Extracted data entries:
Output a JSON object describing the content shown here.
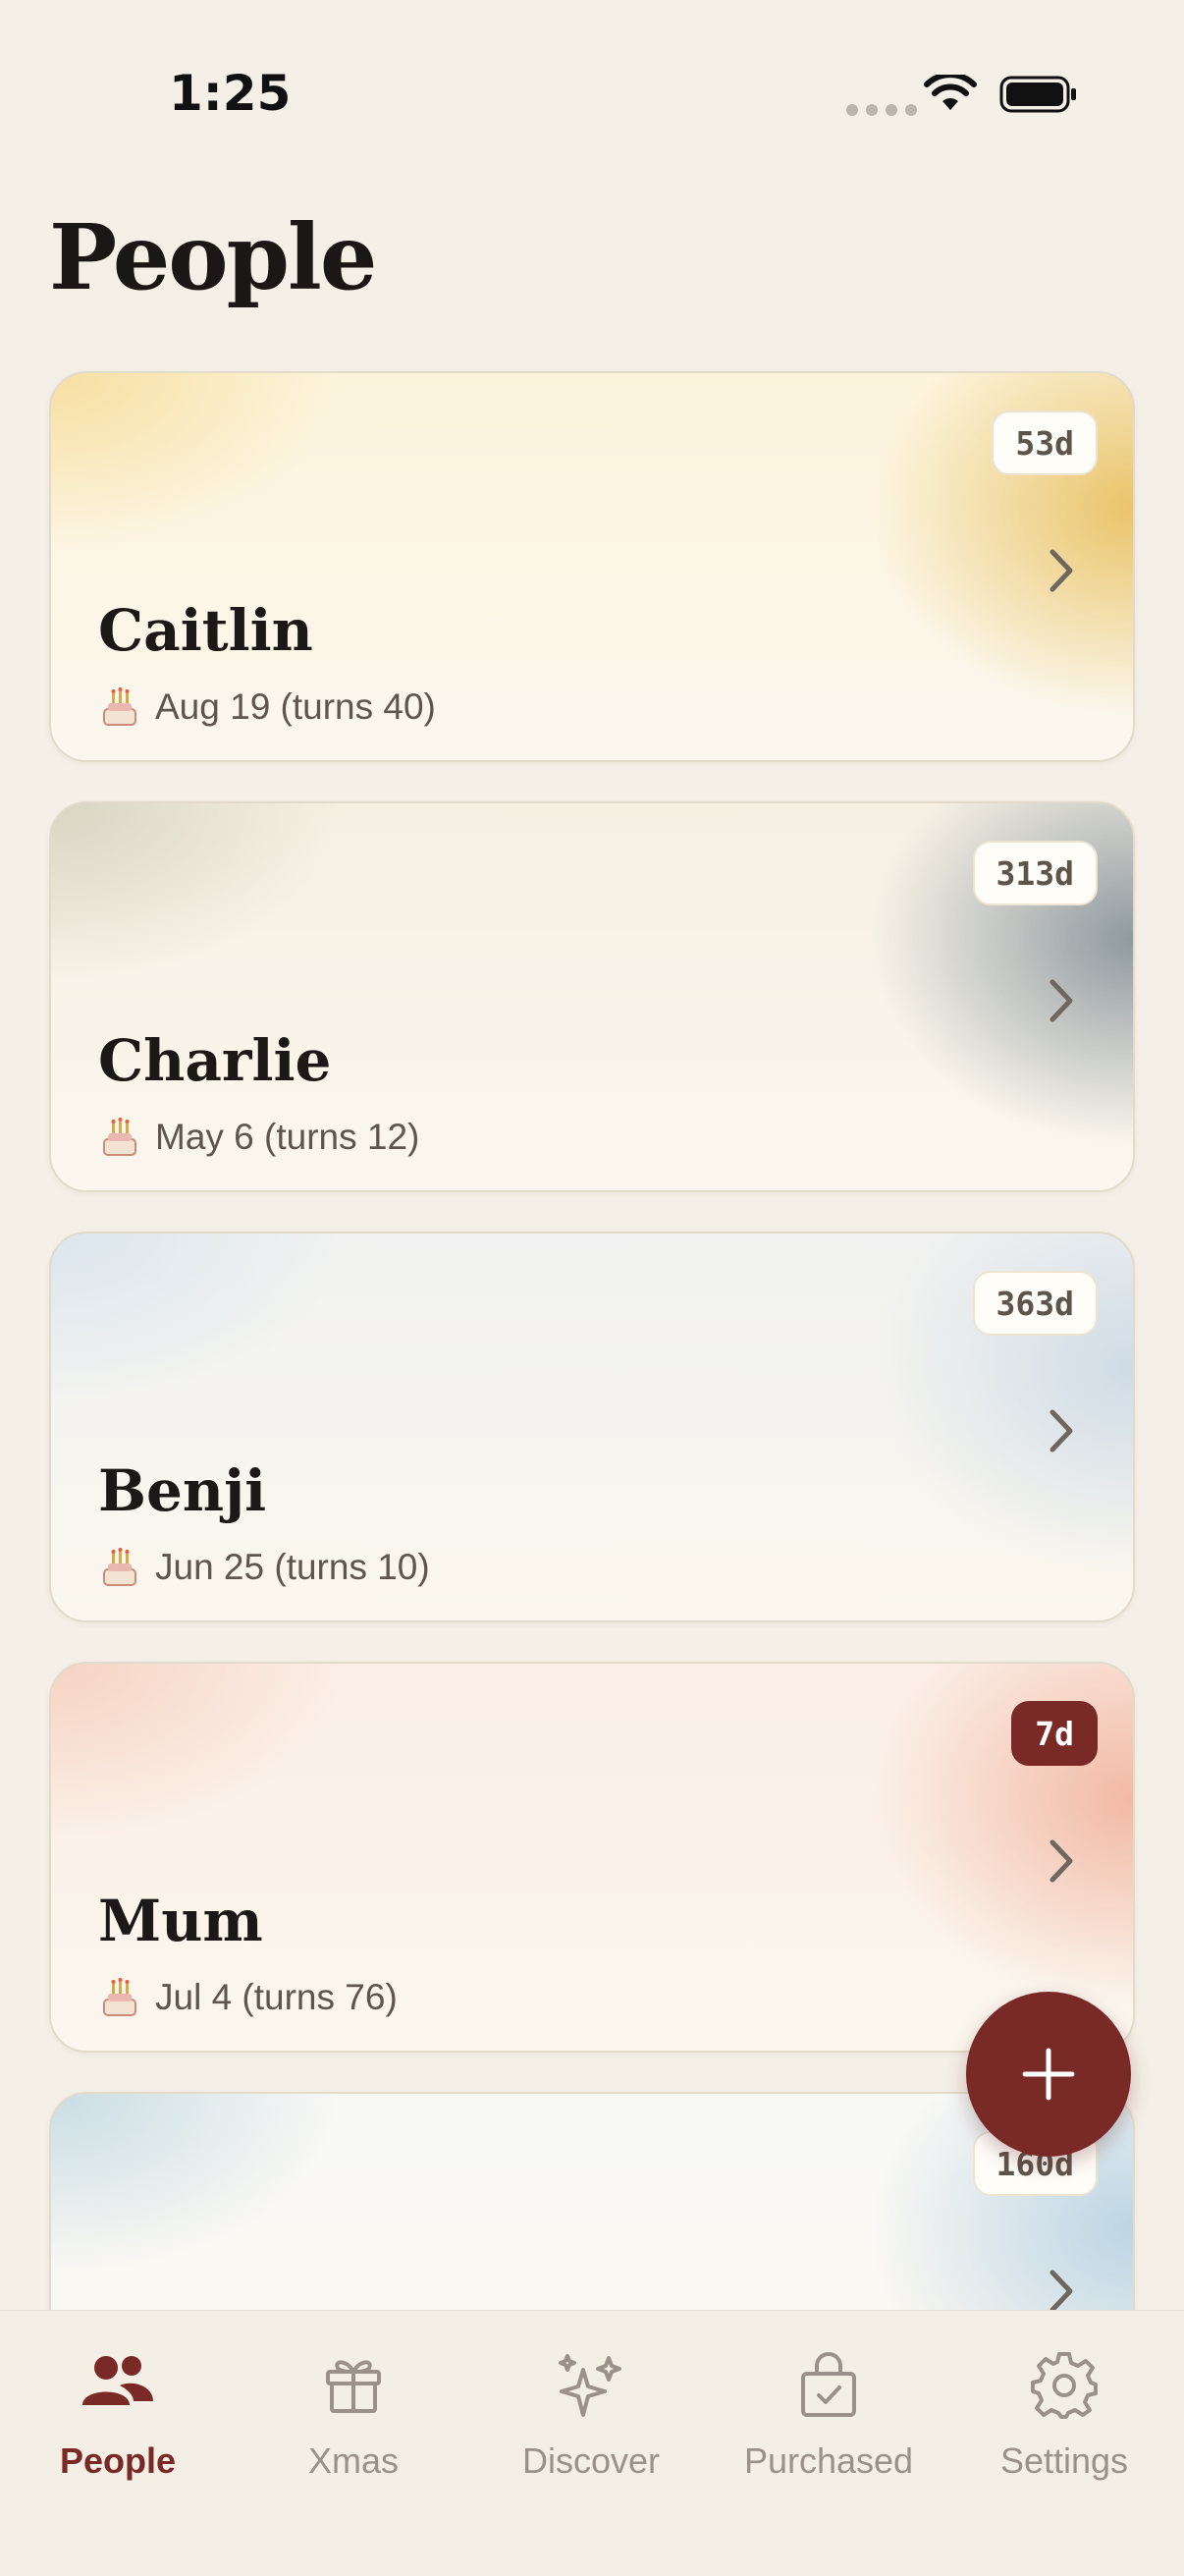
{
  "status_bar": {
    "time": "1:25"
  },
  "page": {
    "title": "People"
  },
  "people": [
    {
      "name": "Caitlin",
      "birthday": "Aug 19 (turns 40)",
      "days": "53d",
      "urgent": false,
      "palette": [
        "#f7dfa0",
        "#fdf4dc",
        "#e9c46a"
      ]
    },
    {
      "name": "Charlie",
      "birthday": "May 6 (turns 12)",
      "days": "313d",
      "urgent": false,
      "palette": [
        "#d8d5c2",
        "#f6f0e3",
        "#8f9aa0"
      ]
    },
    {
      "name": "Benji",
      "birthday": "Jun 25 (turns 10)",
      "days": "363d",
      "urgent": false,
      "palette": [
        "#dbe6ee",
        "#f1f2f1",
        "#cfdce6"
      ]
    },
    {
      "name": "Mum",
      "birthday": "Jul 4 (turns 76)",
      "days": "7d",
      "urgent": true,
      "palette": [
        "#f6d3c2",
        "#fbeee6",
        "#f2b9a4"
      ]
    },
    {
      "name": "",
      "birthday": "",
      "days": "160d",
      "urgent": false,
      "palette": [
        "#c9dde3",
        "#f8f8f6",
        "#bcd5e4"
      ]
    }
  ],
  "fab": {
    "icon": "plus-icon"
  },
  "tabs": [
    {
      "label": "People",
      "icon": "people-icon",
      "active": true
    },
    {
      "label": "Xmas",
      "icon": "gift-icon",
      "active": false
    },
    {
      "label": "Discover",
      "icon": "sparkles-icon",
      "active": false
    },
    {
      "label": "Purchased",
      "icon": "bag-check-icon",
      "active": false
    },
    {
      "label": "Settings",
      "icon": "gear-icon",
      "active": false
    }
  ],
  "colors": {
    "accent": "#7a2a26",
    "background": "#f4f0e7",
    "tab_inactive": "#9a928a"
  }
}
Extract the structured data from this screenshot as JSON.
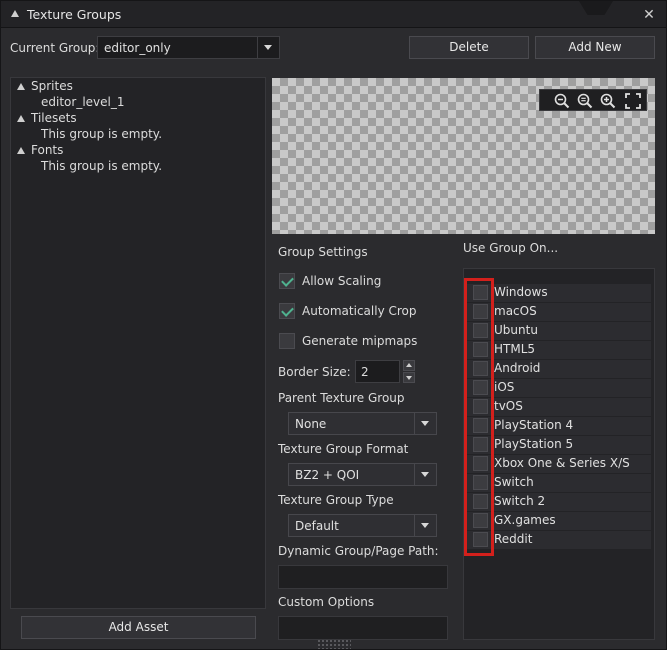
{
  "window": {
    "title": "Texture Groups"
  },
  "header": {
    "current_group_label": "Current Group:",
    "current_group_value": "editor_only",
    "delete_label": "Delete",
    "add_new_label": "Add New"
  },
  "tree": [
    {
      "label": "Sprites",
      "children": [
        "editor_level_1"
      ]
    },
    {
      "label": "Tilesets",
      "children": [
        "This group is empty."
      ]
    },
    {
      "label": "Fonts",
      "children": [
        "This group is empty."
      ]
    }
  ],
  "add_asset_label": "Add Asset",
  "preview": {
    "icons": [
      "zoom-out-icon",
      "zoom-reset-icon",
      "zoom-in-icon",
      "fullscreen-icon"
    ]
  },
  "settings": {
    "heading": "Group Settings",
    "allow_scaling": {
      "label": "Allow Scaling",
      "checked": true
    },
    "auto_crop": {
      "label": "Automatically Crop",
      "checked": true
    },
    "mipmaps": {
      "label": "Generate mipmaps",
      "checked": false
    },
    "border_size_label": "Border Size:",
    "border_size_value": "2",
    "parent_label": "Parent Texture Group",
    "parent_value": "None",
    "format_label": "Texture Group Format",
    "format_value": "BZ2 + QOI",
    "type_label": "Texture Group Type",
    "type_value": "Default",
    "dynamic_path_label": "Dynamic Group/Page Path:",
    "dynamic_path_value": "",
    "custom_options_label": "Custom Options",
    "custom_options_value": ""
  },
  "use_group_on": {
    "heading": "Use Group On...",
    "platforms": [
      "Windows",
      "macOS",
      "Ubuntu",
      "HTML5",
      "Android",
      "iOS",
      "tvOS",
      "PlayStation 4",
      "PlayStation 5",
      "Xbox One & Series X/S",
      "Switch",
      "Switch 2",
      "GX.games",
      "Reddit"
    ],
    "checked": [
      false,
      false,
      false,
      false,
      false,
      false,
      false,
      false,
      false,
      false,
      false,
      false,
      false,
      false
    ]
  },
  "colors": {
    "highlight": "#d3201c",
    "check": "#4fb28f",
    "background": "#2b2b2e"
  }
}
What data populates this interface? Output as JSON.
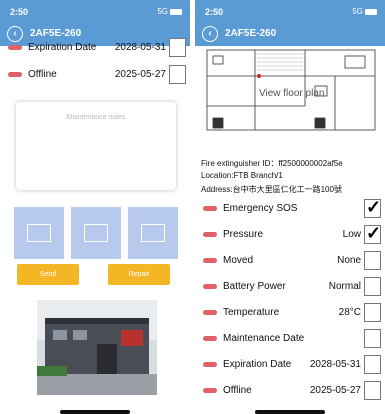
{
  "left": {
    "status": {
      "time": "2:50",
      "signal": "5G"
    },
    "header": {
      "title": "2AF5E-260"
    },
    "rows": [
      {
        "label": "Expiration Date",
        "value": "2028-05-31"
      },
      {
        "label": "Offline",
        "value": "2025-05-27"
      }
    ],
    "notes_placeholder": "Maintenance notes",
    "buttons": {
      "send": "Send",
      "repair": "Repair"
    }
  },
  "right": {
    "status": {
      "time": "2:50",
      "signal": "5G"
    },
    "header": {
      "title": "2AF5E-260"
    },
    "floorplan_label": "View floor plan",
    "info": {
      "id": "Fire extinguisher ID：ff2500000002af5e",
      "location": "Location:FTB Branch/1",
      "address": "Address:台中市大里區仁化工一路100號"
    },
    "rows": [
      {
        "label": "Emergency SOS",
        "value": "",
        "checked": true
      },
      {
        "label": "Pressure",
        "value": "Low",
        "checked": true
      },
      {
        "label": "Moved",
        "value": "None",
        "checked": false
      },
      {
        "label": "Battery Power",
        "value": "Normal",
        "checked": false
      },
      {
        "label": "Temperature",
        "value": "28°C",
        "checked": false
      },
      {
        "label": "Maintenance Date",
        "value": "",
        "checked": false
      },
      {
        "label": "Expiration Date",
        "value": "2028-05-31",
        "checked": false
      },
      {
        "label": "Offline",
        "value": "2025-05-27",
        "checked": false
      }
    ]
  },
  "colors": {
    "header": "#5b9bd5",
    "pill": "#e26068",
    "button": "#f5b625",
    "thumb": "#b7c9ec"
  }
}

Challenge —
Reproduce each line exactly as it appears, omitting the pictures.

Completed task —
Output a JSON object describing the content shown here.
{
  "status_bar": {
    "time": "1:25"
  },
  "page": {
    "title": "People"
  },
  "people": [
    {
      "name": "Caitlin",
      "birthday": "Aug 19 (turns 40)",
      "days": "53d",
      "urgent": false,
      "palette": [
        "#f7dfa0",
        "#fdf4dc",
        "#e9c46a"
      ]
    },
    {
      "name": "Charlie",
      "birthday": "May 6 (turns 12)",
      "days": "313d",
      "urgent": false,
      "palette": [
        "#d8d5c2",
        "#f6f0e3",
        "#8f9aa0"
      ]
    },
    {
      "name": "Benji",
      "birthday": "Jun 25 (turns 10)",
      "days": "363d",
      "urgent": false,
      "palette": [
        "#dbe6ee",
        "#f1f2f1",
        "#cfdce6"
      ]
    },
    {
      "name": "Mum",
      "birthday": "Jul 4 (turns 76)",
      "days": "7d",
      "urgent": true,
      "palette": [
        "#f6d3c2",
        "#fbeee6",
        "#f2b9a4"
      ]
    },
    {
      "name": "",
      "birthday": "",
      "days": "160d",
      "urgent": false,
      "palette": [
        "#c9dde3",
        "#f8f8f6",
        "#bcd5e4"
      ]
    }
  ],
  "fab": {
    "icon": "plus-icon"
  },
  "tabs": [
    {
      "label": "People",
      "icon": "people-icon",
      "active": true
    },
    {
      "label": "Xmas",
      "icon": "gift-icon",
      "active": false
    },
    {
      "label": "Discover",
      "icon": "sparkles-icon",
      "active": false
    },
    {
      "label": "Purchased",
      "icon": "bag-check-icon",
      "active": false
    },
    {
      "label": "Settings",
      "icon": "gear-icon",
      "active": false
    }
  ],
  "colors": {
    "accent": "#7a2a26",
    "background": "#f4f0e7",
    "tab_inactive": "#9a928a"
  }
}
Extract the structured data from this screenshot as JSON.
{
  "window": {
    "title": "Texture Groups"
  },
  "header": {
    "current_group_label": "Current Group:",
    "current_group_value": "editor_only",
    "delete_label": "Delete",
    "add_new_label": "Add New"
  },
  "tree": [
    {
      "label": "Sprites",
      "children": [
        "editor_level_1"
      ]
    },
    {
      "label": "Tilesets",
      "children": [
        "This group is empty."
      ]
    },
    {
      "label": "Fonts",
      "children": [
        "This group is empty."
      ]
    }
  ],
  "add_asset_label": "Add Asset",
  "preview": {
    "icons": [
      "zoom-out-icon",
      "zoom-reset-icon",
      "zoom-in-icon",
      "fullscreen-icon"
    ]
  },
  "settings": {
    "heading": "Group Settings",
    "allow_scaling": {
      "label": "Allow Scaling",
      "checked": true
    },
    "auto_crop": {
      "label": "Automatically Crop",
      "checked": true
    },
    "mipmaps": {
      "label": "Generate mipmaps",
      "checked": false
    },
    "border_size_label": "Border Size:",
    "border_size_value": "2",
    "parent_label": "Parent Texture Group",
    "parent_value": "None",
    "format_label": "Texture Group Format",
    "format_value": "BZ2 + QOI",
    "type_label": "Texture Group Type",
    "type_value": "Default",
    "dynamic_path_label": "Dynamic Group/Page Path:",
    "dynamic_path_value": "",
    "custom_options_label": "Custom Options",
    "custom_options_value": ""
  },
  "use_group_on": {
    "heading": "Use Group On...",
    "platforms": [
      "Windows",
      "macOS",
      "Ubuntu",
      "HTML5",
      "Android",
      "iOS",
      "tvOS",
      "PlayStation 4",
      "PlayStation 5",
      "Xbox One & Series X/S",
      "Switch",
      "Switch 2",
      "GX.games",
      "Reddit"
    ],
    "checked": [
      false,
      false,
      false,
      false,
      false,
      false,
      false,
      false,
      false,
      false,
      false,
      false,
      false,
      false
    ]
  },
  "colors": {
    "highlight": "#d3201c",
    "check": "#4fb28f",
    "background": "#2b2b2e"
  }
}
What data populates this interface? Output as JSON.
{
  "left": {
    "status": {
      "time": "2:50",
      "signal": "5G"
    },
    "header": {
      "title": "2AF5E-260"
    },
    "rows": [
      {
        "label": "Expiration Date",
        "value": "2028-05-31"
      },
      {
        "label": "Offline",
        "value": "2025-05-27"
      }
    ],
    "notes_placeholder": "Maintenance notes",
    "buttons": {
      "send": "Send",
      "repair": "Repair"
    }
  },
  "right": {
    "status": {
      "time": "2:50",
      "signal": "5G"
    },
    "header": {
      "title": "2AF5E-260"
    },
    "floorplan_label": "View floor plan",
    "info": {
      "id": "Fire extinguisher ID：ff2500000002af5e",
      "location": "Location:FTB Branch/1",
      "address": "Address:台中市大里區仁化工一路100號"
    },
    "rows": [
      {
        "label": "Emergency SOS",
        "value": "",
        "checked": true
      },
      {
        "label": "Pressure",
        "value": "Low",
        "checked": true
      },
      {
        "label": "Moved",
        "value": "None",
        "checked": false
      },
      {
        "label": "Battery Power",
        "value": "Normal",
        "checked": false
      },
      {
        "label": "Temperature",
        "value": "28°C",
        "checked": false
      },
      {
        "label": "Maintenance Date",
        "value": "",
        "checked": false
      },
      {
        "label": "Expiration Date",
        "value": "2028-05-31",
        "checked": false
      },
      {
        "label": "Offline",
        "value": "2025-05-27",
        "checked": false
      }
    ]
  },
  "colors": {
    "header": "#5b9bd5",
    "pill": "#e26068",
    "button": "#f5b625",
    "thumb": "#b7c9ec"
  }
}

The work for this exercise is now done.